Texte de l'exercice.
··········

Tous ces mouvement de danse appartenaient, bien entendu, à différents courants d’avant-garde dans leur esthétique mais tous avaient quelques dénominateurs communs : un espace recréé par chaque interprète, une narration quand il y en avait une, mais non linéaire, des danseurs vivant au rythme de leur corps, une tendance vers l’abstraction où, comme dans la peinture non figurative, il n’y a plus à comprendre que le plaisir du mouvement et à des rythmes imposés souvent par leur seule énergie.
C’est tout cela que donne à voir cette riche exposition, très émouvante et pleines de photos de figures tutélaires comme celles de Martha Graham, Merce Cunnignham, Pina Bausch, etc.. et d’articles qui ont souvent été décisifs dans la carrière de jeunes chorégraphes et qui auront souvent été décisifs dans un parcours de chorégraphe; on entend d’ailleurs Lise Brunel dire très lucidement dans le spectacle : «Un article peut aider à propulser des créateurs encore peu connus, et c’est, je le dis sans fausse modestie, à nous aussi qui le doivent. »

··········

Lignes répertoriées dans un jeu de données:

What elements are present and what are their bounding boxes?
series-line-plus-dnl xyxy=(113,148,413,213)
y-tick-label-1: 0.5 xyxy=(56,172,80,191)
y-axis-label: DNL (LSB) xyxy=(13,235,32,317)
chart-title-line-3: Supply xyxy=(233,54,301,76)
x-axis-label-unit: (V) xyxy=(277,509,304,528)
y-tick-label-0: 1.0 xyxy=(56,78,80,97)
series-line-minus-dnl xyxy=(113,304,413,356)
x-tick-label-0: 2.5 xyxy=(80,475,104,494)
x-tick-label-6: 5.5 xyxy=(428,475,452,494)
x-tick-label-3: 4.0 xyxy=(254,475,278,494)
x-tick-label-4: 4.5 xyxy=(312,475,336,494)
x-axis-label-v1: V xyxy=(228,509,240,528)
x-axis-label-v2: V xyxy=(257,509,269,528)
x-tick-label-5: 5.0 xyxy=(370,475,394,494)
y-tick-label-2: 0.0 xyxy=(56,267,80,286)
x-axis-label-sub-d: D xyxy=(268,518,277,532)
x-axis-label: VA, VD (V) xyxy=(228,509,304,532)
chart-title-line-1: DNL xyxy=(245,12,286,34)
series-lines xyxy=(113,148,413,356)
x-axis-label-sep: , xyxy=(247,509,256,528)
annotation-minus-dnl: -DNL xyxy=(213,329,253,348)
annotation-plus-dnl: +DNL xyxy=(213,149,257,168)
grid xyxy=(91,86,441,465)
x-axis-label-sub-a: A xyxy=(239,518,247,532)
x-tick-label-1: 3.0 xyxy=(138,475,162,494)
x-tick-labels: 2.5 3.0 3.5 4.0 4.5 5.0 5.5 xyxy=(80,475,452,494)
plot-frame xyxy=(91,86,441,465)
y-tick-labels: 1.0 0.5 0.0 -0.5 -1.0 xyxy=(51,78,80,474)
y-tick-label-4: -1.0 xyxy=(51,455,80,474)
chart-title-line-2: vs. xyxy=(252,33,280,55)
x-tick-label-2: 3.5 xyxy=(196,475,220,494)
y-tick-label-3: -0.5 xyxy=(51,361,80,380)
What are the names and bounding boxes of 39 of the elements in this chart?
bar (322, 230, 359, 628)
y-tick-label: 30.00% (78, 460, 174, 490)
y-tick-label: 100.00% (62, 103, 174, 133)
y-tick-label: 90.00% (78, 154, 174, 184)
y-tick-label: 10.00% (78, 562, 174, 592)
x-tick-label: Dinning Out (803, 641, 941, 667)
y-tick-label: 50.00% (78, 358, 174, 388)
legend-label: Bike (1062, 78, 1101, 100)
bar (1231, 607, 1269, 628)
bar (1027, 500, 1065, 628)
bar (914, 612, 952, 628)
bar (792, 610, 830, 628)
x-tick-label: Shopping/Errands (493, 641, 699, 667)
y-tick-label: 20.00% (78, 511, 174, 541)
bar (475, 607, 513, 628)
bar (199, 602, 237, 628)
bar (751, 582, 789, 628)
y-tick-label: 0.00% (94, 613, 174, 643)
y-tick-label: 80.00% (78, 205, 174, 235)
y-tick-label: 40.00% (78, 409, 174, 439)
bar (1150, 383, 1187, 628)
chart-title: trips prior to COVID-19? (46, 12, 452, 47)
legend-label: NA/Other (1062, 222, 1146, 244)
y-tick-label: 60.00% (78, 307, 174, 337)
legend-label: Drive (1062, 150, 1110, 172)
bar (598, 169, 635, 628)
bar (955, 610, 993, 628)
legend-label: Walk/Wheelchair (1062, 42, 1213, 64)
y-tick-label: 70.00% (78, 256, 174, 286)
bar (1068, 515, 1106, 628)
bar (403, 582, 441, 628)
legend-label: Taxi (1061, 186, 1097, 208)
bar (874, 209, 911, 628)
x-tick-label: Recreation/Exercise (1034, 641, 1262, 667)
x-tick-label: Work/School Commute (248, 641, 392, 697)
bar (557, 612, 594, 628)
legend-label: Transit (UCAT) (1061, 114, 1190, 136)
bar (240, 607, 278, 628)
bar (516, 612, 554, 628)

··········

Questions d'étude.
a. Recopiez un passage du texte de l'exercice : commencez aux mots « Tous ces mouvement » et arrêtez-vous après « leur seule énergie. ».
b. Répondez à ces questions d'après le texte de l'exercice :
(i) Dans la comparaison avec la peinture non figurative, que reste-t-il seulement à comprendre ?
(ii) De quoi l'exposition est-elle pleine, outre les photos de figures tutélaires ?
(iii) Qui entend-on dire, dans le spectacle, qu'un article peut aider à propulser des créateurs encore peu connus ?
Les lignes ne jouent aucun rôle dans cet exercice.

Corrigé.
a.
Tous ces mouvement de danse appartenaient, bien entendu, à différents courants d’avant-garde dans leur esthétique mais tous avaient quelques dénominateurs communs : un espace recréé par chaque interprète, une narration quand il y en avait une, mais non linéaire, des danseurs vivant au rythme de leur corps, une tendance vers l’abstraction où, comme dans la peinture non figurative, il n’y a plus à comprendre que le plaisir du mouvement et à des rythmes imposés souvent par leur seule énergie.

b.
(i) Le plaisir du mouvement.
(ii) D'articles qui ont souvent été décisifs dans la carrière de jeunes chorégraphes.
(iii) Lise Brunel.